● SET TASK
Make an exact copy of each entry, leaving out every picture.

● MATERIAL FOR THIS EXERCISE
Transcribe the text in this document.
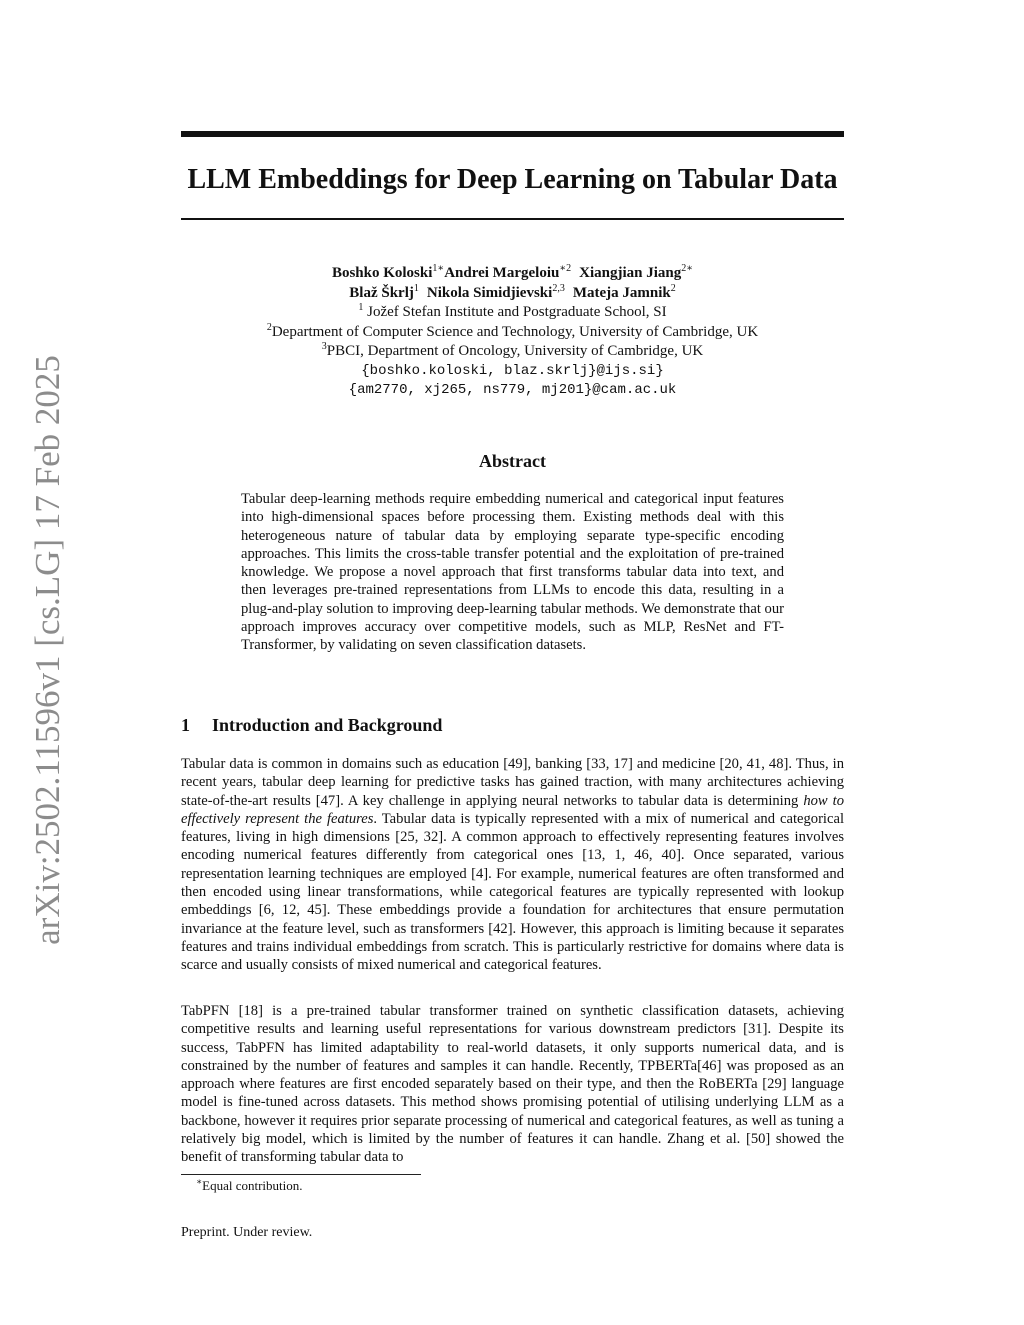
arXiv:2502.11596v1 [cs.LG] 17 Feb 2025
LLM Embeddings for Deep Learning on Tabular Data
Boshko Koloski$^{1∗}$Andrei Margeloiu$^{∗2}$ Xiangjian Jiang$^{2∗}$
Blaž Škrlj$^1$ Nikola Simidjievski$^{2,3}$ Mateja Jamnik$^2$
$^1$ Jožef Stefan Institute and Postgraduate School, SI
$^2$Department of Computer Science and Technology, University of Cambridge, UK
$^3$PBCI, Department of Oncology, University of Cambridge, UK
{boshko.koloski, blaz.skrlj}@ijs.si}
{am2770, xj265, ns779, mj201}@cam.ac.uk
Abstract

Tabular deep-learning methods require embedding numerical and categorical input features into high-dimensional spaces before processing them. Existing methods deal with this heterogeneous nature of tabular data by employing separate type-specific encoding approaches. This limits the cross-table transfer potential and the exploitation of pre-trained knowledge. We propose a novel approach that first transforms tabular data into text, and then leverages pre-trained representations from LLMs to encode this data, resulting in a plug-and-play solution to improving deep-learning tabular methods. We demonstrate that our approach improves accuracy over competitive models, such as MLP, ResNet and FT-Transformer, by validating on seven classification datasets.

1 Introduction and Background

Tabular data is common in domains such as education [49], banking [33, 17] and medicine [20, 41, 48]. Thus, in recent years, tabular deep learning for predictive tasks has gained traction, with many architectures achieving state-of-the-art results [47]. A key challenge in applying neural networks to tabular data is determining how to effectively represent the features. Tabular data is typically represented with a mix of numerical and categorical features, living in high dimensions [25, 32]. A common approach to effectively representing features involves encoding numerical features differently from categorical ones [13, 1, 46, 40]. Once separated, various representation learning techniques are employed [4]. For example, numerical features are often transformed and then encoded using linear transformations, while categorical features are typically represented with lookup embeddings [6, 12, 45]. These embeddings provide a foundation for architectures that ensure permutation invariance at the feature level, such as transformers [42]. However, this approach is limiting because it separates features and trains individual embeddings from scratch. This is particularly restrictive for domains where data is scarce and usually consists of mixed numerical and categorical features.

TabPFN [18] is a pre-trained tabular transformer trained on synthetic classification datasets, achieving competitive results and learning useful representations for various downstream predictors [31]. Despite its success, TabPFN has limited adaptability to real-world datasets, it only supports numerical data, and is constrained by the number of features and samples it can handle. Recently, TPBERTa[46] was proposed as an approach where features are first encoded separately based on their type, and then the RoBERTa [29] language model is fine-tuned across datasets. This method shows promising potential of utilising underlying LLM as a backbone, however it requires prior separate processing of numerical and categorical features, as well as tuning a relatively big model, which is limited by the number of features it can handle. Zhang et al. [50] showed the benefit of transforming tabular data to

∗Equal contribution.
Preprint. Under review.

● THE ANSWER
Transcribe the text in this document.
arXiv:2502.11596v1 [cs.LG] 17 Feb 2025
LLM Embeddings for Deep Learning on Tabular Data
Boshko Koloski$^{1∗}$Andrei Margeloiu$^{∗2}$ Xiangjian Jiang$^{2∗}$
Blaž Škrlj$^1$ Nikola Simidjievski$^{2,3}$ Mateja Jamnik$^2$
$^1$ Jožef Stefan Institute and Postgraduate School, SI
$^2$Department of Computer Science and Technology, University of Cambridge, UK
$^3$PBCI, Department of Oncology, University of Cambridge, UK
{boshko.koloski, blaz.skrlj}@ijs.si}
{am2770, xj265, ns779, mj201}@cam.ac.uk
Abstract

Tabular deep-learning methods require embedding numerical and categorical input features into high-dimensional spaces before processing them. Existing methods deal with this heterogeneous nature of tabular data by employing separate type-specific encoding approaches. This limits the cross-table transfer potential and the exploitation of pre-trained knowledge. We propose a novel approach that first transforms tabular data into text, and then leverages pre-trained representations from LLMs to encode this data, resulting in a plug-and-play solution to improving deep-learning tabular methods. We demonstrate that our approach improves accuracy over competitive models, such as MLP, ResNet and FT-Transformer, by validating on seven classification datasets.

1 Introduction and Background

Tabular data is common in domains such as education [49], banking [33, 17] and medicine [20, 41, 48]. Thus, in recent years, tabular deep learning for predictive tasks has gained traction, with many architectures achieving state-of-the-art results [47]. A key challenge in applying neural networks to tabular data is determining how to effectively represent the features. Tabular data is typically represented with a mix of numerical and categorical features, living in high dimensions [25, 32]. A common approach to effectively representing features involves encoding numerical features differently from categorical ones [13, 1, 46, 40]. Once separated, various representation learning techniques are employed [4]. For example, numerical features are often transformed and then encoded using linear transformations, while categorical features are typically represented with lookup embeddings [6, 12, 45]. These embeddings provide a foundation for architectures that ensure permutation invariance at the feature level, such as transformers [42]. However, this approach is limiting because it separates features and trains individual embeddings from scratch. This is particularly restrictive for domains where data is scarce and usually consists of mixed numerical and categorical features.

TabPFN [18] is a pre-trained tabular transformer trained on synthetic classification datasets, achieving competitive results and learning useful representations for various downstream predictors [31]. Despite its success, TabPFN has limited adaptability to real-world datasets, it only supports numerical data, and is constrained by the number of features and samples it can handle. Recently, TPBERTa[46] was proposed as an approach where features are first encoded separately based on their type, and then the RoBERTa [29] language model is fine-tuned across datasets. This method shows promising potential of utilising underlying LLM as a backbone, however it requires prior separate processing of numerical and categorical features, as well as tuning a relatively big model, which is limited by the number of features it can handle. Zhang et al. [50] showed the benefit of transforming tabular data to

∗Equal contribution.
Preprint. Under review.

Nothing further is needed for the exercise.